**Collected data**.

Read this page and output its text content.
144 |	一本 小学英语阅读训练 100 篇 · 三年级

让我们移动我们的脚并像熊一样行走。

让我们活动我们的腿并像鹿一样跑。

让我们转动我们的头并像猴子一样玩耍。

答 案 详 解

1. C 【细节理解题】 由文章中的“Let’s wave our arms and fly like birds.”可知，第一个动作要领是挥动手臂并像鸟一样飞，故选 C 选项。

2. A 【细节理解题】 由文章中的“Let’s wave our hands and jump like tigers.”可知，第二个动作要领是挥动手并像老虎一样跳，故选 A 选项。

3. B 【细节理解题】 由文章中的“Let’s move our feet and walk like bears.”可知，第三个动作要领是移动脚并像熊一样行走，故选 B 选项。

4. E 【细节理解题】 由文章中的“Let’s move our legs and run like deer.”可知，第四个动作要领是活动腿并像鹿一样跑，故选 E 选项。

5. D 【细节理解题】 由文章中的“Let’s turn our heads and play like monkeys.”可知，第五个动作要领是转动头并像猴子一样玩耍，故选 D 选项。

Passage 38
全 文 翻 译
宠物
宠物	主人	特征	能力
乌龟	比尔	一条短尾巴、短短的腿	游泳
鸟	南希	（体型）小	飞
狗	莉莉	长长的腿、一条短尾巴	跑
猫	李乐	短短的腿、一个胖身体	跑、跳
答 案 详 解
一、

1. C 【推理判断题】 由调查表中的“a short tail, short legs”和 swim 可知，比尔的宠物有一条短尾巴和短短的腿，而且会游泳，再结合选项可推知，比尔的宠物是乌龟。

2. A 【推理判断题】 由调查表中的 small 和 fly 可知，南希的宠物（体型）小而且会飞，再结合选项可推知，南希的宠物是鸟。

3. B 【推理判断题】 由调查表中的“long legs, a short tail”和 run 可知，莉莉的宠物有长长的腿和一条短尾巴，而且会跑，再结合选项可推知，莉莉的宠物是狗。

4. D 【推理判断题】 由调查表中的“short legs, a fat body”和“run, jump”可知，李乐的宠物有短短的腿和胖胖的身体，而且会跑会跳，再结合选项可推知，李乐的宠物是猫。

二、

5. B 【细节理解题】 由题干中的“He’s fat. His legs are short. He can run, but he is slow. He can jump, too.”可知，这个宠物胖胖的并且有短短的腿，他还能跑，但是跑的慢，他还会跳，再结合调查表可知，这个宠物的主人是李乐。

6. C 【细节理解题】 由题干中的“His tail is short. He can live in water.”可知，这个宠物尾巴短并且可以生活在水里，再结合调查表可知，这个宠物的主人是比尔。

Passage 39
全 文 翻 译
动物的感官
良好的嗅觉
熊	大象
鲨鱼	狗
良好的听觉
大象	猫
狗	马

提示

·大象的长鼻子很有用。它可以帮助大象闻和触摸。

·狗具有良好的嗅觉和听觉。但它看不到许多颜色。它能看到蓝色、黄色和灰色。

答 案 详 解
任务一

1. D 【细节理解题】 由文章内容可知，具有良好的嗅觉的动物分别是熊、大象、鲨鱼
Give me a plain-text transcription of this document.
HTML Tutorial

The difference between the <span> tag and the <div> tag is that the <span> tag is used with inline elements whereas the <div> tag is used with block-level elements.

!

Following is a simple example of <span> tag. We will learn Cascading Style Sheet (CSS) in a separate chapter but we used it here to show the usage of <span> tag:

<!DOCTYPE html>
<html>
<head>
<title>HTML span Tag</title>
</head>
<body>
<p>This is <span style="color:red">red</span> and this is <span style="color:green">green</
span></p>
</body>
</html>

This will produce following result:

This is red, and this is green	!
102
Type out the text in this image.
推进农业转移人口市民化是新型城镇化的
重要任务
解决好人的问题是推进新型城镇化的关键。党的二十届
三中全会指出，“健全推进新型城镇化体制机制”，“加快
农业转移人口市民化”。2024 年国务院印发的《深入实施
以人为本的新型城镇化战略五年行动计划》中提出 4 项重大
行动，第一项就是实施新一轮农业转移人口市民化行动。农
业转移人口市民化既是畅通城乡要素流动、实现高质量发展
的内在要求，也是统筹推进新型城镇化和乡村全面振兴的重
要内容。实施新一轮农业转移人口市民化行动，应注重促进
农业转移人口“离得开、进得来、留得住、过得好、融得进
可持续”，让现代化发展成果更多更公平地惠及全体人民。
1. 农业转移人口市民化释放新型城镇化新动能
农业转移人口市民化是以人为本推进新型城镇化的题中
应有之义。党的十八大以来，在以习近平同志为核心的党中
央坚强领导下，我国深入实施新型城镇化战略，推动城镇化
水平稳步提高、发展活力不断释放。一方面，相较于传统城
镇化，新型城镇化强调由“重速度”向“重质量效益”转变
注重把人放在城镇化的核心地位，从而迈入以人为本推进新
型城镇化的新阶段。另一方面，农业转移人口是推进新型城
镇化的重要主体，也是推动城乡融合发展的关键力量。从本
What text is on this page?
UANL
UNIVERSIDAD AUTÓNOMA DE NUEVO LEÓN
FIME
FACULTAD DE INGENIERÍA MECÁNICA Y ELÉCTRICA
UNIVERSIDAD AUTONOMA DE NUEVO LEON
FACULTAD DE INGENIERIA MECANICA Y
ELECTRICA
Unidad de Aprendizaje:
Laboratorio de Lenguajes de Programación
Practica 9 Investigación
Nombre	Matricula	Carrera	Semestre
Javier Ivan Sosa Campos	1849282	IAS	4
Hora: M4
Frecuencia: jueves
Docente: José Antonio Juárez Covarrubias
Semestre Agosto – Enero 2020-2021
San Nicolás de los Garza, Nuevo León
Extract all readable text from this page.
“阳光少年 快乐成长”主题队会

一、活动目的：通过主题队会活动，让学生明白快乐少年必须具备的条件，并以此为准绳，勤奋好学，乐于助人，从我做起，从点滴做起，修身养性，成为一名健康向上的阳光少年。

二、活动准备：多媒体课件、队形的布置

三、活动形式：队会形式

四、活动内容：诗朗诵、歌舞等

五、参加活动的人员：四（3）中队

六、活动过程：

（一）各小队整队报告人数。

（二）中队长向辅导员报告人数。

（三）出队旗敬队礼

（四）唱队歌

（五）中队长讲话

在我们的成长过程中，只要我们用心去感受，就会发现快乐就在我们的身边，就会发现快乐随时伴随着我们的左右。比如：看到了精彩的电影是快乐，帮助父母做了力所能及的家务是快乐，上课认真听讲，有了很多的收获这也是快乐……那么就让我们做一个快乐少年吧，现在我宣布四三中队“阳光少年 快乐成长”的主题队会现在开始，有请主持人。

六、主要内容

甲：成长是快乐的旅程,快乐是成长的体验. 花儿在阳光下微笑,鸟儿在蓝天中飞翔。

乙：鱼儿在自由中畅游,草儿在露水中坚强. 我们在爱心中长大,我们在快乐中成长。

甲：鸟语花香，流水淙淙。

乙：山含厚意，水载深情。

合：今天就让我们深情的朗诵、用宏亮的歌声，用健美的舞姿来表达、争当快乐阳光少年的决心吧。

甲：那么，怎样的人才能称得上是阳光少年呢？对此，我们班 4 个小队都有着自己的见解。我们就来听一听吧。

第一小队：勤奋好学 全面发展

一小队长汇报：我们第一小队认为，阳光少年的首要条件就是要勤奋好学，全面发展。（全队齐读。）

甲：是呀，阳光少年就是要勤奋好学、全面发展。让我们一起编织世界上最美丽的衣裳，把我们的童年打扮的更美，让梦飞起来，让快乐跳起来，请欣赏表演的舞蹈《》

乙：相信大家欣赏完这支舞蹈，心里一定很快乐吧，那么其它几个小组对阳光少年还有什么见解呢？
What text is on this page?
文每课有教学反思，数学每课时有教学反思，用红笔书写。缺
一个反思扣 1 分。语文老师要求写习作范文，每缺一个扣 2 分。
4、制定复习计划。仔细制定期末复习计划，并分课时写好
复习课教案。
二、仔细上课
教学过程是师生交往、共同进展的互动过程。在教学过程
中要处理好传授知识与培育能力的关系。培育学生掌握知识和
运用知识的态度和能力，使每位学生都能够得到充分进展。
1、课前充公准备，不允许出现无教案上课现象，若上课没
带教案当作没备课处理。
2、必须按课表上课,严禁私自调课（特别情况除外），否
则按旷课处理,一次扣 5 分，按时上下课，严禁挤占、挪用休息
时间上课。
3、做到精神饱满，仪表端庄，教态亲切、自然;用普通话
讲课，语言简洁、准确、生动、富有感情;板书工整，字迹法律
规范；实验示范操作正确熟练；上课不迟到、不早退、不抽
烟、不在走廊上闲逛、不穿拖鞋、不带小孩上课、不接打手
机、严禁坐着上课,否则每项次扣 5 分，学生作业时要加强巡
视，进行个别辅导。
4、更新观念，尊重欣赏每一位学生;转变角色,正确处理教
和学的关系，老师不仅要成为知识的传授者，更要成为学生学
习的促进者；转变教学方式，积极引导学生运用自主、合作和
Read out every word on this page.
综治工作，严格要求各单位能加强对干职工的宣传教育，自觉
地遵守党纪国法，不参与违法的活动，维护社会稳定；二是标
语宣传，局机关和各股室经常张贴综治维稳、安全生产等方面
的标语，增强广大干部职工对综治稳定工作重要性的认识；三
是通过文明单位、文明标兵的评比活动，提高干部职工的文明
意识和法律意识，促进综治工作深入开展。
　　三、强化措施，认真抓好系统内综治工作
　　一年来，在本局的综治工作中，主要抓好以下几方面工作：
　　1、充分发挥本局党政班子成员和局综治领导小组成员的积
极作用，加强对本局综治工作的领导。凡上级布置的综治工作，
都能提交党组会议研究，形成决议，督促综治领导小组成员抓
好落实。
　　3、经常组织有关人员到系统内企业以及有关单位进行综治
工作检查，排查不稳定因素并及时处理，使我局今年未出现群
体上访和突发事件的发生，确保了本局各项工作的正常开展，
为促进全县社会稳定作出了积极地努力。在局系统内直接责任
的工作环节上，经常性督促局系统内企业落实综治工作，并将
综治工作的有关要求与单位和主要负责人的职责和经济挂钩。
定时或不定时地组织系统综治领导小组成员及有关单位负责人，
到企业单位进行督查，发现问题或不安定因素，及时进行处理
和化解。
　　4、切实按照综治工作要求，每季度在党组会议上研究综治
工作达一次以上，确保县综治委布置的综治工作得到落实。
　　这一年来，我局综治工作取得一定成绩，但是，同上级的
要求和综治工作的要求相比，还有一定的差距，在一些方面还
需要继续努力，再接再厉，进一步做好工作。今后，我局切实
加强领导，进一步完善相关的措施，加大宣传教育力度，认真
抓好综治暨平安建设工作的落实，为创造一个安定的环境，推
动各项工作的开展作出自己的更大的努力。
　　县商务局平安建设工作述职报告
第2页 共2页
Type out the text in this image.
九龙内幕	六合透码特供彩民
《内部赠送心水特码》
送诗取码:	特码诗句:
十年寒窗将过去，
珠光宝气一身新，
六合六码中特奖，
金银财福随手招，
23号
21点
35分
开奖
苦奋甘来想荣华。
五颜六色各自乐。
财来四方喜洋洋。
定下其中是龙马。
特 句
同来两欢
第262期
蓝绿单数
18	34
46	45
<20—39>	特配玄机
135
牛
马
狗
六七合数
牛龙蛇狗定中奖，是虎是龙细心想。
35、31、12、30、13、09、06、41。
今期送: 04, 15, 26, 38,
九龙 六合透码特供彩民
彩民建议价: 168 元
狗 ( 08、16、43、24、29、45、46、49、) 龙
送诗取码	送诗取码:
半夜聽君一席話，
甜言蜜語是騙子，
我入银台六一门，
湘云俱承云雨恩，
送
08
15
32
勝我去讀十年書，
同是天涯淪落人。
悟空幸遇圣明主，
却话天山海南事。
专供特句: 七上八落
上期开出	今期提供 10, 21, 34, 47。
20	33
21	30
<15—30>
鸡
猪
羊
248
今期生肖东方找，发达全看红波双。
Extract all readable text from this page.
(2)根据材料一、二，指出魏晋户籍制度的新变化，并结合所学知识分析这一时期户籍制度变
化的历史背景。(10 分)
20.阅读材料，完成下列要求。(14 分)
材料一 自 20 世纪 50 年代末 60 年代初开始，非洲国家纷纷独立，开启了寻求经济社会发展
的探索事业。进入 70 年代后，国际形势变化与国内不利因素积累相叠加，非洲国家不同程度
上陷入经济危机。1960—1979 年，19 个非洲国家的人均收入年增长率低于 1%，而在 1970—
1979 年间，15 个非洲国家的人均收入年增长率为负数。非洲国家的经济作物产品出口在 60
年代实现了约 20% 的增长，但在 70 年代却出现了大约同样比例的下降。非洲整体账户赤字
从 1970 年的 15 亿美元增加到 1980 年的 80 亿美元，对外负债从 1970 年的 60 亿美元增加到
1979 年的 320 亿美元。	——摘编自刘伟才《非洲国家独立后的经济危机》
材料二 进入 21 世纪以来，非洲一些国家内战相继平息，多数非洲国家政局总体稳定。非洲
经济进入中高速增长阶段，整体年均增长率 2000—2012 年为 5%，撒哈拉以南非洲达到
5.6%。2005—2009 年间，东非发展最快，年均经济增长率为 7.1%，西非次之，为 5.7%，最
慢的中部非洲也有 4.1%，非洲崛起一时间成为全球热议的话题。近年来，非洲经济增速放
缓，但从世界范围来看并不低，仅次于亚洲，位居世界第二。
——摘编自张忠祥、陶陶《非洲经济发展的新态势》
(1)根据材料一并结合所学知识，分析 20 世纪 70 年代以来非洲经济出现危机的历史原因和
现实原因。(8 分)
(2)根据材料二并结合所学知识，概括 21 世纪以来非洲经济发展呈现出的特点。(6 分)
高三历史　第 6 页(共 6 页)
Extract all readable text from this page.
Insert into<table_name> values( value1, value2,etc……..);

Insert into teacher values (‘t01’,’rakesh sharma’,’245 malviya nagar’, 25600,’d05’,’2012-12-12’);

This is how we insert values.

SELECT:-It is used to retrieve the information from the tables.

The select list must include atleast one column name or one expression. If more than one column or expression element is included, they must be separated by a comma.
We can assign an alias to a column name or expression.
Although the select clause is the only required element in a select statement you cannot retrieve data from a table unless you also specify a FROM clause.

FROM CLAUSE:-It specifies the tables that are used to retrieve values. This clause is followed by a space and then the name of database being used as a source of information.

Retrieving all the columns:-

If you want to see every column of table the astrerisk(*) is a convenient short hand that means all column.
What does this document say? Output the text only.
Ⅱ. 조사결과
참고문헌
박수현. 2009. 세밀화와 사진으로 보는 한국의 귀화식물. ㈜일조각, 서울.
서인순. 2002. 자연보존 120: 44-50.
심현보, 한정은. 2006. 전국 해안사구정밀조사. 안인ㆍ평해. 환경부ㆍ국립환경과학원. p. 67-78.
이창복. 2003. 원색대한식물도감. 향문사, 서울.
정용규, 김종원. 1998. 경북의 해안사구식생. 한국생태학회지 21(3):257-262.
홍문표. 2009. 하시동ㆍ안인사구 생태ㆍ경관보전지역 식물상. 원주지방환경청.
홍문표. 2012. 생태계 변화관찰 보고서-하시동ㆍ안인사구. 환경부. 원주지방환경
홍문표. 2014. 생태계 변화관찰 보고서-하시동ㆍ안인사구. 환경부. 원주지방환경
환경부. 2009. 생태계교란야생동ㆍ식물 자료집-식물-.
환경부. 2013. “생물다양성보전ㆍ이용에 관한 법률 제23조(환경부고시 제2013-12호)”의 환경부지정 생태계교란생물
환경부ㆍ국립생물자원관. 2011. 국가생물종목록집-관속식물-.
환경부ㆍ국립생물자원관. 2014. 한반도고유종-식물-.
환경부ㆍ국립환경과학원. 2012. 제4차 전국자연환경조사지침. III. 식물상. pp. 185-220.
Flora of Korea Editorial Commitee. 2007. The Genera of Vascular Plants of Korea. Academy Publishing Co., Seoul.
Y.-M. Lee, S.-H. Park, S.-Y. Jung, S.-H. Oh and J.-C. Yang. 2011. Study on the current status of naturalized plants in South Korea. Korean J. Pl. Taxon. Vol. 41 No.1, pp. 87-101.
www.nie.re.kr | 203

**WHAT IS REQUIRED**.
From the entries above, extract each line containing "clause".

**THE RESPONSE**.
Although the select clause is the only required element in a select statement you cannot retrieve data from a table unless you also specify a FROM clause.
FROM CLAUSE:-It specifies the tables that are used to retrieve values. This clause is followed by a space and then the name of database being used as a source of information.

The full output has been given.